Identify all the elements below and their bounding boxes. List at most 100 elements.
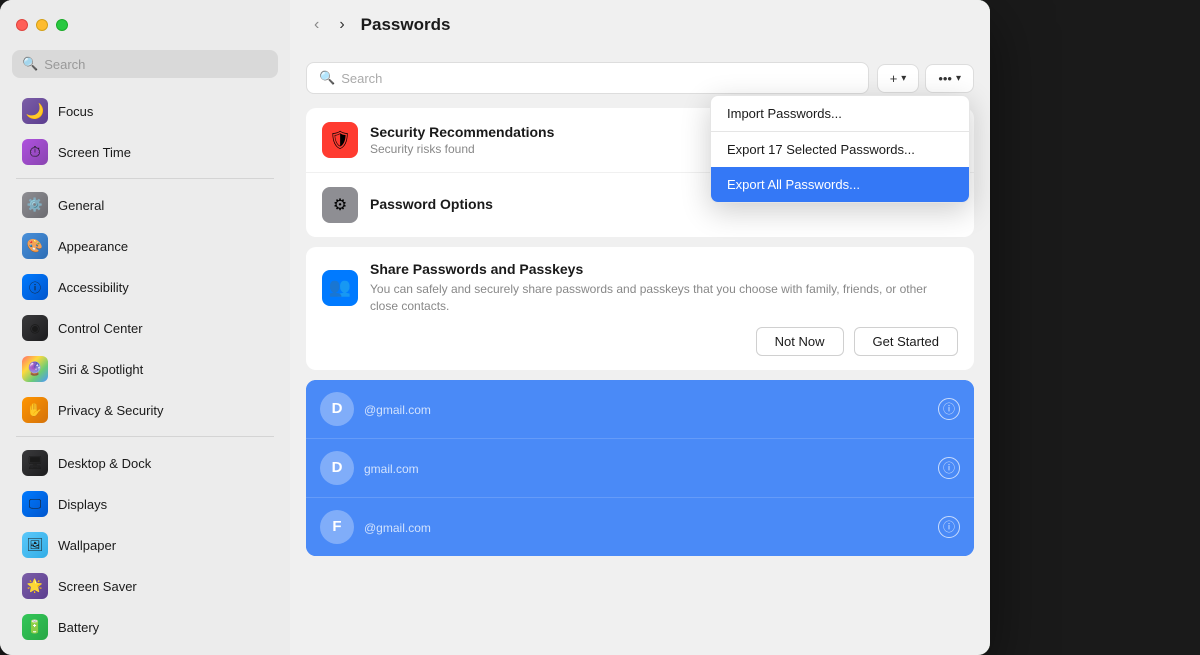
sidebar-item-focus[interactable]: 🌙 Focus [6, 91, 284, 131]
back-button[interactable]: ‹ [310, 12, 323, 38]
chevron-down-icon: ▾ [901, 73, 906, 84]
content-search-input[interactable] [341, 71, 856, 86]
sidebar-item-control-center[interactable]: ◉ Control Center [6, 308, 284, 348]
sidebar: 🔍 🌙 Focus ⏱ Screen Time ⚙️ General 🎨 App… [0, 0, 290, 655]
minimize-button[interactable] [36, 19, 48, 31]
avatar-d2: D [320, 451, 354, 485]
more-options-button[interactable]: ••• ▾ [925, 64, 974, 93]
info-button-2[interactable]: ⓘ [938, 516, 960, 538]
sidebar-item-label: Control Center [58, 321, 143, 336]
security-card-text: Security Recommendations Security risks … [370, 124, 554, 156]
password-info-0: @gmail.com [364, 401, 928, 417]
avatar-d1: D [320, 392, 354, 426]
share-description: You can safely and securely share passwo… [370, 281, 958, 315]
share-card-buttons: Not Now Get Started [322, 327, 958, 356]
sidebar-item-siri-spotlight[interactable]: 🔮 Siri & Spotlight [6, 349, 284, 389]
sidebar-item-label: Battery [58, 620, 99, 635]
sidebar-item-label: Focus [58, 104, 93, 119]
share-card-header: 👥 Share Passwords and Passkeys You can s… [322, 261, 958, 315]
sidebar-item-displays[interactable]: 🖵 Displays [6, 484, 284, 524]
main-titlebar: ‹ › Passwords [290, 0, 990, 50]
chevron-down-icon2: ▾ [956, 73, 961, 84]
general-icon: ⚙️ [22, 192, 48, 218]
dropdown-export-selected[interactable]: Export 17 Selected Passwords... [711, 132, 969, 167]
sidebar-item-label: Siri & Spotlight [58, 362, 143, 377]
focus-icon: 🌙 [22, 98, 48, 124]
password-row-1[interactable]: D gmail.com ⓘ [306, 439, 974, 498]
sidebar-item-label: Appearance [58, 239, 128, 254]
share-card-text: Share Passwords and Passkeys You can saf… [370, 261, 958, 315]
sidebar-item-label: Displays [58, 497, 107, 512]
displays-icon: 🖵 [22, 491, 48, 517]
sidebar-search: 🔍 [12, 50, 278, 78]
share-icon: 👥 [322, 270, 358, 306]
share-title: Share Passwords and Passkeys [370, 261, 958, 277]
sidebar-item-label: General [58, 198, 104, 213]
search-icon: 🔍 [319, 70, 335, 86]
not-now-button[interactable]: Not Now [756, 327, 844, 356]
main-content: ‹ › Passwords 🔍 + ▾ ••• ▾ [290, 0, 990, 655]
info-button-0[interactable]: ⓘ [938, 398, 960, 420]
info-button-1[interactable]: ⓘ [938, 457, 960, 479]
action-buttons: + ▾ ••• ▾ [877, 64, 974, 93]
sidebar-divider [16, 178, 274, 179]
sidebar-item-label: Wallpaper [58, 538, 116, 553]
sidebar-item-general[interactable]: ⚙️ General [6, 185, 284, 225]
ellipsis-icon: ••• [938, 71, 952, 86]
password-email-0: @gmail.com [364, 403, 928, 417]
sidebar-item-label: Accessibility [58, 280, 129, 295]
sidebar-item-appearance[interactable]: 🎨 Appearance [6, 226, 284, 266]
security-subtitle: Security risks found [370, 142, 554, 156]
sidebar-item-desktop-dock[interactable]: 🖥 Desktop & Dock [6, 443, 284, 483]
content-search-bar: 🔍 + ▾ ••• ▾ [306, 62, 974, 94]
wallpaper-icon: 🖼 [22, 532, 48, 558]
password-info-2: @gmail.com [364, 519, 928, 535]
sidebar-item-screen-saver[interactable]: 🌟 Screen Saver [6, 566, 284, 606]
dropdown-import[interactable]: Import Passwords... [711, 96, 969, 131]
window-titlebar [0, 0, 290, 50]
sidebar-item-screen-time[interactable]: ⏱ Screen Time [6, 132, 284, 172]
search-input-wrap: 🔍 [306, 62, 869, 94]
dropdown-export-all[interactable]: Export All Passwords... [711, 167, 969, 202]
forward-button[interactable]: › [335, 12, 348, 38]
privacy-icon: ✋ [22, 397, 48, 423]
password-options-text: Password Options [370, 196, 493, 214]
sidebar-items-list: 🌙 Focus ⏱ Screen Time ⚙️ General 🎨 Appea… [0, 90, 290, 655]
avatar-f: F [320, 510, 354, 544]
accessibility-icon: ⓘ [22, 274, 48, 300]
plus-icon: + [890, 71, 898, 86]
share-passwords-card: 👥 Share Passwords and Passkeys You can s… [306, 247, 974, 370]
password-email-1: gmail.com [364, 462, 928, 476]
password-email-2: @gmail.com [364, 521, 928, 535]
sidebar-search-input[interactable] [44, 57, 268, 72]
close-button[interactable] [16, 19, 28, 31]
password-info-1: gmail.com [364, 460, 928, 476]
screen-saver-icon: 🌟 [22, 573, 48, 599]
password-row-0[interactable]: D @gmail.com ⓘ [306, 380, 974, 439]
password-list: D @gmail.com ⓘ D gmail.com [306, 380, 974, 556]
sidebar-item-battery[interactable]: 🔋 Battery [6, 607, 284, 647]
security-title: Security Recommendations [370, 124, 554, 140]
password-options-title: Password Options [370, 196, 493, 212]
password-row-2[interactable]: F @gmail.com ⓘ [306, 498, 974, 556]
appearance-icon: 🎨 [22, 233, 48, 259]
maximize-button[interactable] [56, 19, 68, 31]
sidebar-divider2 [16, 436, 274, 437]
security-icon: 🛡 [322, 122, 358, 158]
battery-icon: 🔋 [22, 614, 48, 640]
screen-time-icon: ⏱ [22, 139, 48, 165]
dropdown-menu: Import Passwords... Export 17 Selected P… [710, 95, 970, 203]
sidebar-item-wallpaper[interactable]: 🖼 Wallpaper [6, 525, 284, 565]
desktop-dock-icon: 🖥 [22, 450, 48, 476]
add-button[interactable]: + ▾ [877, 64, 920, 93]
password-options-icon: ⚙ [322, 187, 358, 223]
get-started-button[interactable]: Get Started [854, 327, 958, 356]
siri-icon: 🔮 [22, 356, 48, 382]
sidebar-item-privacy-security[interactable]: ✋ Privacy & Security [6, 390, 284, 430]
sidebar-item-label: Desktop & Dock [58, 456, 151, 471]
control-center-icon: ◉ [22, 315, 48, 341]
sidebar-item-accessibility[interactable]: ⓘ Accessibility [6, 267, 284, 307]
sidebar-item-label: Privacy & Security [58, 403, 163, 418]
sidebar-item-label: Screen Time [58, 145, 131, 160]
page-title: Passwords [361, 15, 451, 35]
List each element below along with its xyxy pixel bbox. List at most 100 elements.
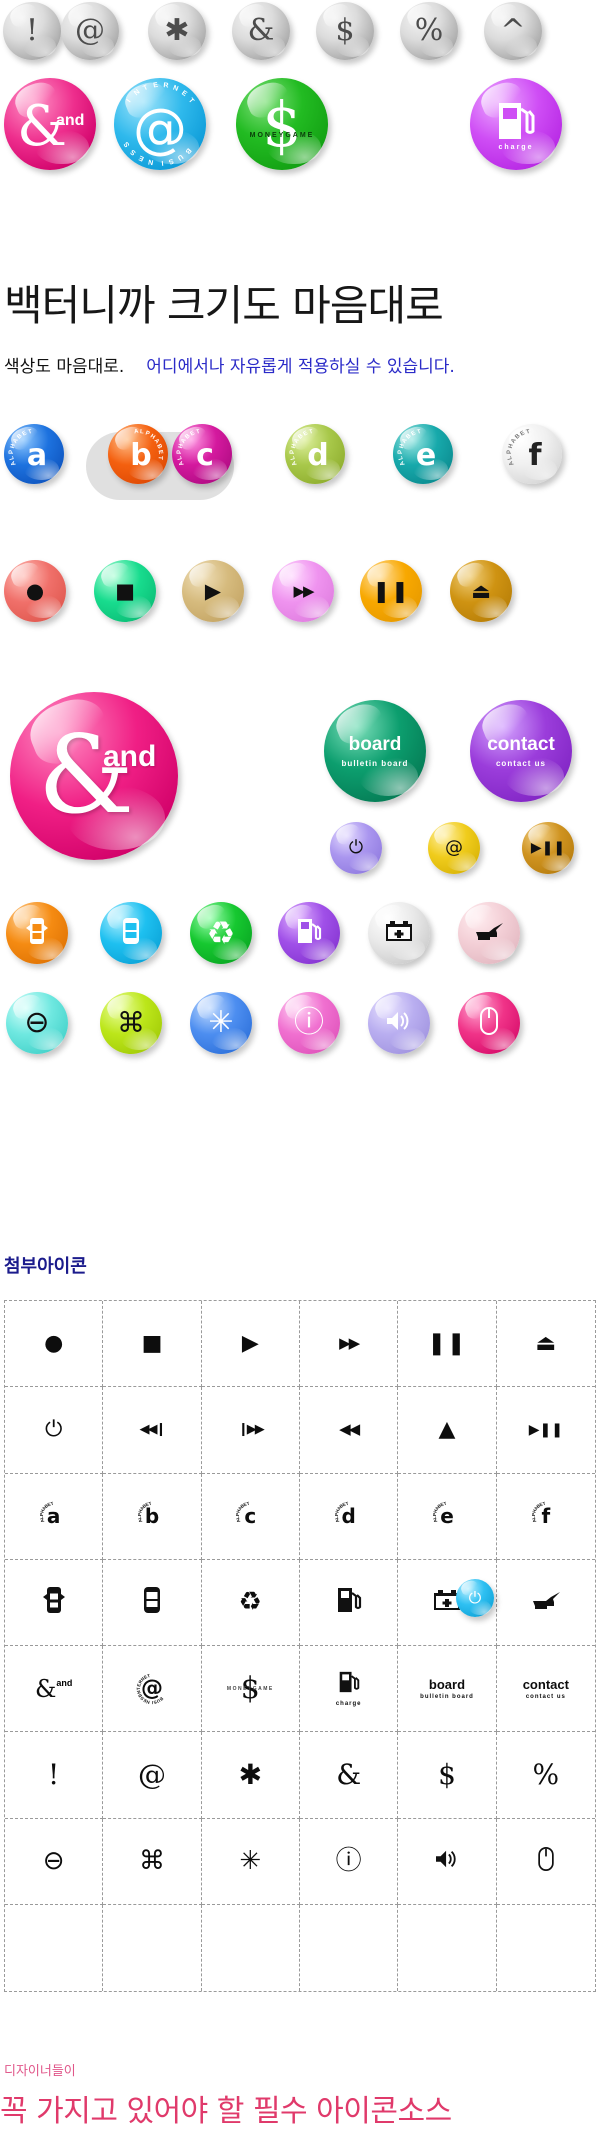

● **Aim**: Switch every "interactable" to "clickable" throughout all the records and write the lines out again, changing nothing else. Omit the pictures.

● **Exercise result**:
Identify all the elements below and their bounding boxes. List at most 100 elements.
sidebar-item-focus[clickable]: 🌙 Focus [6, 91, 284, 131]
back-button[clickable]: ‹ [310, 12, 323, 38]
chevron-down-icon: ▾ [901, 73, 906, 84]
content-search-input[clickable] [341, 71, 856, 86]
sidebar-item-control-center[clickable]: ◉ Control Center [6, 308, 284, 348]
sidebar: 🔍 🌙 Focus ⏱ Screen Time ⚙️ General 🎨 App… [0, 0, 290, 655]
minimize-button[clickable] [36, 19, 48, 31]
avatar-d2: D [320, 451, 354, 485]
more-options-button[clickable]: ••• ▾ [925, 64, 974, 93]
info-button-2[clickable]: ⓘ [938, 516, 960, 538]
sidebar-item-label: Control Center [58, 321, 143, 336]
security-card-text: Security Recommendations Security risks … [370, 124, 554, 156]
password-info-0: @gmail.com [364, 401, 928, 417]
avatar-d1: D [320, 392, 354, 426]
share-description: You can safely and securely share passwo… [370, 281, 958, 315]
share-card-buttons: Not Now Get Started [322, 327, 958, 356]
sidebar-item-siri-spotlight[clickable]: 🔮 Siri & Spotlight [6, 349, 284, 389]
sidebar-item-label: Battery [58, 620, 99, 635]
sidebar-item-label: Focus [58, 104, 93, 119]
share-card-header: 👥 Share Passwords and Passkeys You can s… [322, 261, 958, 315]
sidebar-item-displays[clickable]: 🖵 Displays [6, 484, 284, 524]
main-titlebar: ‹ › Passwords [290, 0, 990, 50]
chevron-down-icon2: ▾ [956, 73, 961, 84]
general-icon: ⚙️ [22, 192, 48, 218]
dropdown-export-selected[clickable]: Export 17 Selected Passwords... [711, 132, 969, 167]
sidebar-item-label: Siri & Spotlight [58, 362, 143, 377]
focus-icon: 🌙 [22, 98, 48, 124]
password-row-1[clickable]: D gmail.com ⓘ [306, 439, 974, 498]
sidebar-item-label: Appearance [58, 239, 128, 254]
share-card-text: Share Passwords and Passkeys You can saf… [370, 261, 958, 315]
sidebar-item-label: Displays [58, 497, 107, 512]
displays-icon: 🖵 [22, 491, 48, 517]
sidebar-search: 🔍 [12, 50, 278, 78]
share-icon: 👥 [322, 270, 358, 306]
share-title: Share Passwords and Passkeys [370, 261, 958, 277]
sidebar-item-label: General [58, 198, 104, 213]
search-icon: 🔍 [319, 70, 335, 86]
not-now-button[clickable]: Not Now [756, 327, 844, 356]
main-content: ‹ › Passwords 🔍 + ▾ ••• ▾ [290, 0, 990, 655]
info-button-0[clickable]: ⓘ [938, 398, 960, 420]
info-button-1[clickable]: ⓘ [938, 457, 960, 479]
action-buttons: + ▾ ••• ▾ [877, 64, 974, 93]
sidebar-divider [16, 178, 274, 179]
sidebar-item-label: Wallpaper [58, 538, 116, 553]
sidebar-item-general[clickable]: ⚙️ General [6, 185, 284, 225]
ellipsis-icon: ••• [938, 71, 952, 86]
password-email-0: @gmail.com [364, 403, 928, 417]
sidebar-item-label: Accessibility [58, 280, 129, 295]
sidebar-item-appearance[clickable]: 🎨 Appearance [6, 226, 284, 266]
security-subtitle: Security risks found [370, 142, 554, 156]
sidebar-item-desktop-dock[clickable]: 🖥 Desktop & Dock [6, 443, 284, 483]
content-search-bar: 🔍 + ▾ ••• ▾ [306, 62, 974, 94]
wallpaper-icon: 🖼 [22, 532, 48, 558]
password-info-2: @gmail.com [364, 519, 928, 535]
sidebar-item-screen-saver[clickable]: 🌟 Screen Saver [6, 566, 284, 606]
dropdown-import[clickable]: Import Passwords... [711, 96, 969, 131]
window-titlebar [0, 0, 290, 50]
sidebar-item-screen-time[clickable]: ⏱ Screen Time [6, 132, 284, 172]
search-input-wrap: 🔍 [306, 62, 869, 94]
dropdown-export-all[clickable]: Export All Passwords... [711, 167, 969, 202]
forward-button[clickable]: › [335, 12, 348, 38]
privacy-icon: ✋ [22, 397, 48, 423]
password-options-text: Password Options [370, 196, 493, 214]
sidebar-items-list: 🌙 Focus ⏱ Screen Time ⚙️ General 🎨 Appea… [0, 90, 290, 655]
avatar-f: F [320, 510, 354, 544]
accessibility-icon: ⓘ [22, 274, 48, 300]
plus-icon: + [890, 71, 898, 86]
share-passwords-card: 👥 Share Passwords and Passkeys You can s… [306, 247, 974, 370]
password-email-1: gmail.com [364, 462, 928, 476]
password-email-2: @gmail.com [364, 521, 928, 535]
sidebar-search-input[clickable] [44, 57, 268, 72]
close-button[clickable] [16, 19, 28, 31]
password-info-1: gmail.com [364, 460, 928, 476]
screen-saver-icon: 🌟 [22, 573, 48, 599]
password-row-0[clickable]: D @gmail.com ⓘ [306, 380, 974, 439]
password-list: D @gmail.com ⓘ D gmail.com [306, 380, 974, 556]
sidebar-item-battery[clickable]: 🔋 Battery [6, 607, 284, 647]
security-title: Security Recommendations [370, 124, 554, 140]
password-options-title: Password Options [370, 196, 493, 212]
password-row-2[clickable]: F @gmail.com ⓘ [306, 498, 974, 556]
appearance-icon: 🎨 [22, 233, 48, 259]
maximize-button[clickable] [56, 19, 68, 31]
sidebar-divider2 [16, 436, 274, 437]
security-icon: 🛡 [322, 122, 358, 158]
battery-icon: 🔋 [22, 614, 48, 640]
screen-time-icon: ⏱ [22, 139, 48, 165]
dropdown-menu: Import Passwords... Export 17 Selected P… [710, 95, 970, 203]
sidebar-item-wallpaper[clickable]: 🖼 Wallpaper [6, 525, 284, 565]
desktop-dock-icon: 🖥 [22, 450, 48, 476]
add-button[clickable]: + ▾ [877, 64, 920, 93]
password-options-icon: ⚙ [322, 187, 358, 223]
get-started-button[clickable]: Get Started [854, 327, 958, 356]
siri-icon: 🔮 [22, 356, 48, 382]
sidebar-item-privacy-security[clickable]: ✋ Privacy & Security [6, 390, 284, 430]
sidebar-item-label: Desktop & Dock [58, 456, 151, 471]
control-center-icon: ◉ [22, 315, 48, 341]
sidebar-item-accessibility[clickable]: ⓘ Accessibility [6, 267, 284, 307]
sidebar-item-label: Privacy & Security [58, 403, 163, 418]
sidebar-item-label: Screen Time [58, 145, 131, 160]
page-title: Passwords [361, 15, 451, 35]
List each element below along with its xyxy pixel bbox. List at most 100 elements.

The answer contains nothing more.